[Short problem]: Find each line in the following listing that has the string "name", then state the count and nothing else.

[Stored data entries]
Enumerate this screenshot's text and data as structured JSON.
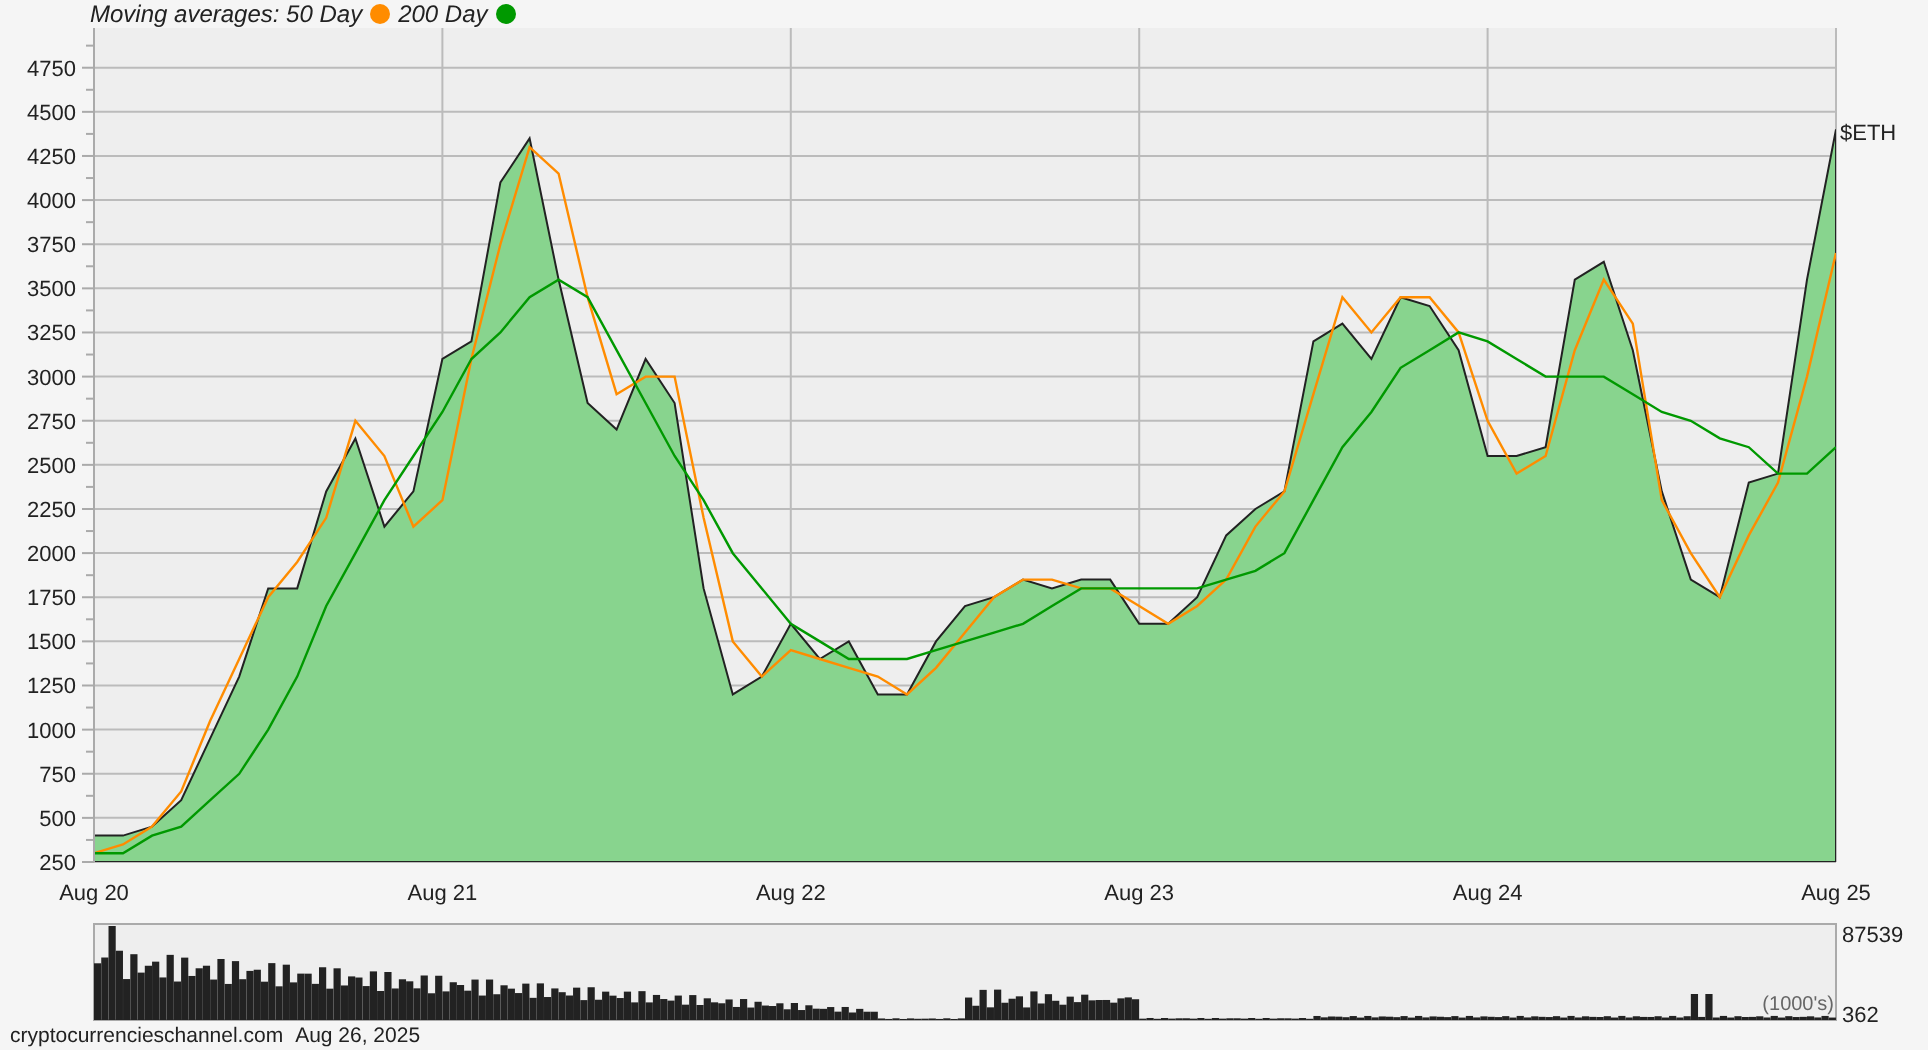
{
  "legend": {
    "title": "Moving averages:"
  },
  "price_chart": {
    "chart_data": {
      "type": "area",
      "categories": [
        "Aug 20",
        null,
        null,
        null,
        null,
        null,
        null,
        null,
        null,
        null,
        null,
        null,
        "Aug 21",
        null,
        null,
        null,
        null,
        null,
        null,
        null,
        null,
        null,
        null,
        null,
        "Aug 22",
        null,
        null,
        null,
        null,
        null,
        null,
        null,
        null,
        null,
        null,
        null,
        "Aug 23",
        null,
        null,
        null,
        null,
        null,
        null,
        null,
        null,
        null,
        null,
        null,
        "Aug 24",
        null,
        null,
        null,
        null,
        null,
        null,
        null,
        null,
        null,
        null,
        null,
        "Aug 25"
      ],
      "ylim": [
        250,
        4975
      ],
      "grid": true,
      "yticks": [
        250,
        500,
        750,
        1000,
        1250,
        1500,
        1750,
        2000,
        2250,
        2500,
        2750,
        3000,
        3250,
        3500,
        3750,
        4000,
        4250,
        4500,
        4750
      ],
      "series": [
        {
          "name": "$ETH",
          "type": "area",
          "color": "#88d48e",
          "values": [
            400,
            400,
            450,
            600,
            950,
            1300,
            1800,
            1800,
            2350,
            2650,
            2150,
            2350,
            3100,
            3200,
            4100,
            4350,
            3550,
            2850,
            2700,
            3100,
            2850,
            1800,
            1200,
            1300,
            1600,
            1400,
            1500,
            1200,
            1200,
            1500,
            1700,
            1750,
            1850,
            1800,
            1850,
            1850,
            1600,
            1600,
            1750,
            2100,
            2250,
            2350,
            3200,
            3300,
            3100,
            3450,
            3400,
            3150,
            2550,
            2550,
            2600,
            3550,
            3650,
            3150,
            2350,
            1850,
            1750,
            2400,
            2450,
            3550,
            4400
          ]
        },
        {
          "name": "50 Day",
          "type": "line",
          "color": "#ff8c00",
          "values": [
            300,
            350,
            450,
            650,
            1050,
            1400,
            1750,
            1950,
            2200,
            2750,
            2550,
            2150,
            2300,
            3100,
            3750,
            4300,
            4150,
            3450,
            2900,
            3000,
            3000,
            2200,
            1500,
            1300,
            1450,
            1400,
            1350,
            1300,
            1200,
            1350,
            1550,
            1750,
            1850,
            1850,
            1800,
            1800,
            1700,
            1600,
            1700,
            1850,
            2150,
            2350,
            2900,
            3450,
            3250,
            3450,
            3450,
            3250,
            2750,
            2450,
            2550,
            3150,
            3550,
            3300,
            2300,
            2000,
            1750,
            2100,
            2400,
            3000,
            3700
          ]
        },
        {
          "name": "200 Day",
          "type": "line",
          "color": "#009900",
          "values": [
            300,
            300,
            400,
            450,
            600,
            750,
            1000,
            1300,
            1700,
            2000,
            2300,
            2550,
            2800,
            3100,
            3250,
            3450,
            3550,
            3450,
            3150,
            2850,
            2550,
            2300,
            2000,
            1800,
            1600,
            1500,
            1400,
            1400,
            1400,
            1450,
            1500,
            1550,
            1600,
            1700,
            1800,
            1800,
            1800,
            1800,
            1800,
            1850,
            1900,
            2000,
            2300,
            2600,
            2800,
            3050,
            3150,
            3250,
            3200,
            3100,
            3000,
            3000,
            3000,
            2900,
            2800,
            2750,
            2650,
            2600,
            2450,
            2450,
            2600
          ]
        }
      ]
    }
  },
  "volume_chart": {
    "max_label": "87539",
    "min_label": "362",
    "unit": "(1000's)"
  },
  "footer": {
    "source": "cryptocurrencieschannel.com",
    "date": "Aug 26, 2025"
  }
}
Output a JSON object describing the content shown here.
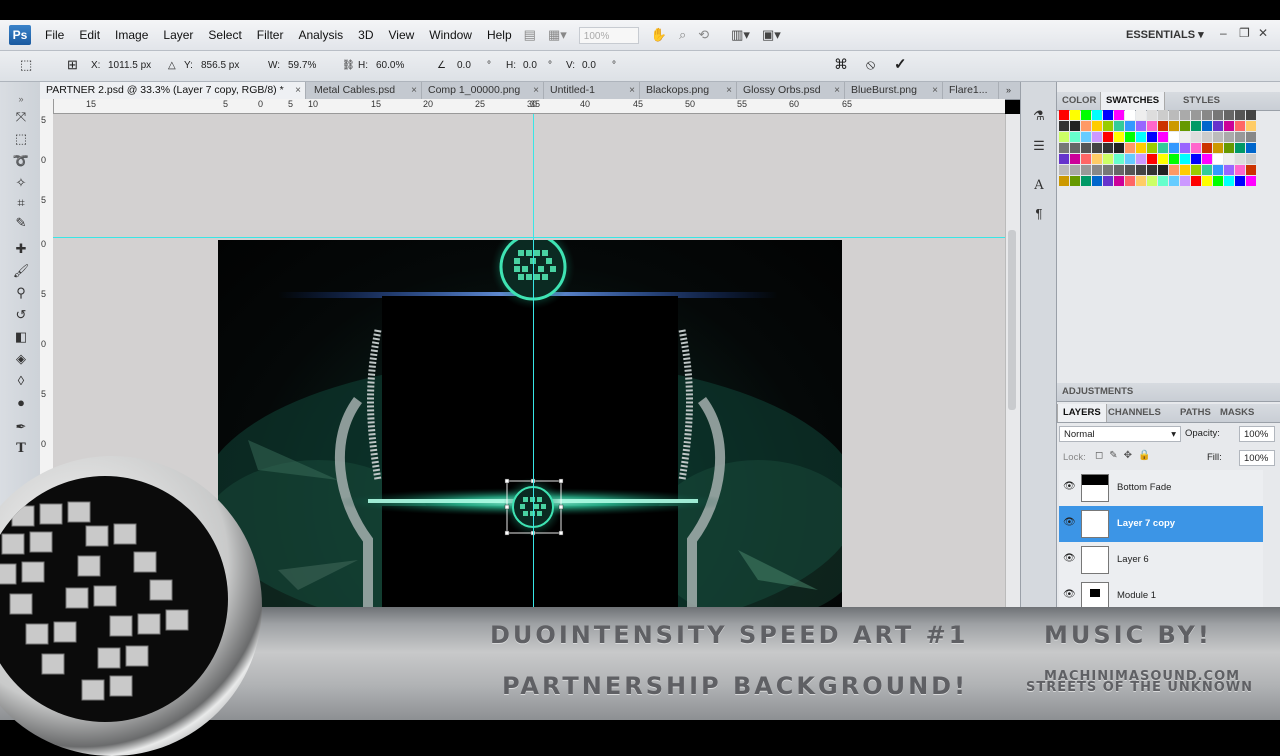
{
  "menu": {
    "logo": "Ps",
    "items": [
      "File",
      "Edit",
      "Image",
      "Layer",
      "Select",
      "Filter",
      "Analysis",
      "3D",
      "View",
      "Window",
      "Help"
    ],
    "zoom": "100%",
    "workspace": "ESSENTIALS ▾"
  },
  "options": {
    "x_label": "X:",
    "x_value": "1011.5 px",
    "y_label": "Y:",
    "y_value": "856.5 px",
    "w_label": "W:",
    "w_value": "59.7%",
    "h_label": "H:",
    "h_value": "60.0%",
    "angle_value": "0.0",
    "h2_label": "H:",
    "h2_value": "0.0",
    "v_label": "V:",
    "v_value": "0.0",
    "degree": "°"
  },
  "tabs": [
    {
      "label": "PARTNER 2.psd @ 33.3% (Layer 7 copy, RGB/8) *"
    },
    {
      "label": "Metal Cables.psd"
    },
    {
      "label": "Comp 1_00000.png"
    },
    {
      "label": "Untitled-1"
    },
    {
      "label": "Blackops.png"
    },
    {
      "label": "Glossy Orbs.psd"
    },
    {
      "label": "BlueBurst.png"
    },
    {
      "label": "Flare1..."
    }
  ],
  "tab_close": "×",
  "ruler_top": [
    "15",
    "5",
    "0",
    "5",
    "10",
    "15",
    "20",
    "25",
    "30",
    "35",
    "40",
    "45",
    "50",
    "55",
    "60",
    "65"
  ],
  "ruler_left": [
    "5",
    "0",
    "5",
    "0",
    "5",
    "0",
    "5",
    "0",
    "5"
  ],
  "panels": {
    "color_tabs": [
      "COLOR",
      "SWATCHES",
      "STYLES"
    ],
    "adjustments": "ADJUSTMENTS",
    "layer_tabs": [
      "LAYERS",
      "CHANNELS",
      "PATHS",
      "MASKS"
    ],
    "blend_mode": "Normal",
    "opacity_label": "Opacity:",
    "opacity_value": "100%",
    "lock_label": "Lock:",
    "fill_label": "Fill:",
    "fill_value": "100%",
    "layers": [
      {
        "name": "Bottom Fade",
        "selected": false
      },
      {
        "name": "Layer 7 copy",
        "selected": true
      },
      {
        "name": "Layer 6",
        "selected": false
      },
      {
        "name": "Module 1",
        "selected": false
      }
    ]
  },
  "overlay": {
    "title": "DUOINTENSITY SPEED ART #1",
    "subtitle": "PARTNERSHIP BACKGROUND!",
    "music_label": "MUSIC BY!",
    "music_site": "MACHINIMASOUND.COM",
    "music_track": "STREETS OF THE UNKNOWN"
  },
  "swatch_colors": [
    "#ff0000",
    "#ffff00",
    "#00ff00",
    "#00ffff",
    "#0000ff",
    "#ff00ff",
    "#ffffff",
    "#eeeeee",
    "#dddddd",
    "#cccccc",
    "#bbbbbb",
    "#aaaaaa",
    "#999999",
    "#888888",
    "#777777",
    "#666666",
    "#555555",
    "#444444",
    "#333333",
    "#222222",
    "#ff9966",
    "#ffcc00",
    "#99cc00",
    "#33cc99",
    "#3399ff",
    "#9966ff",
    "#ff66cc",
    "#cc3300",
    "#cc9900",
    "#669900",
    "#009966",
    "#0066cc",
    "#6633cc",
    "#cc0099",
    "#ff6666",
    "#ffcc66",
    "#ccff66",
    "#66ffcc",
    "#66ccff",
    "#cc99ff"
  ]
}
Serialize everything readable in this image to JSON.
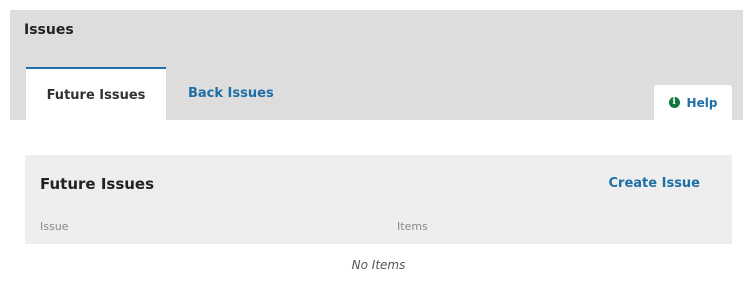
{
  "page": {
    "title": "Issues"
  },
  "tabs": [
    {
      "label": "Future Issues",
      "active": true
    },
    {
      "label": "Back Issues",
      "active": false
    }
  ],
  "help": {
    "icon": "info-icon",
    "icon_glyph": "i",
    "label": "Help"
  },
  "grid": {
    "title": "Future Issues",
    "action_label": "Create Issue",
    "columns": [
      "Issue",
      "Items"
    ],
    "empty_message": "No Items"
  },
  "colors": {
    "accent": "#1e6ea7",
    "help_icon": "#0b7a3b",
    "header_bg": "#dddddd",
    "panel_bg": "#eeeeee"
  }
}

[Answer to the exercise]: 7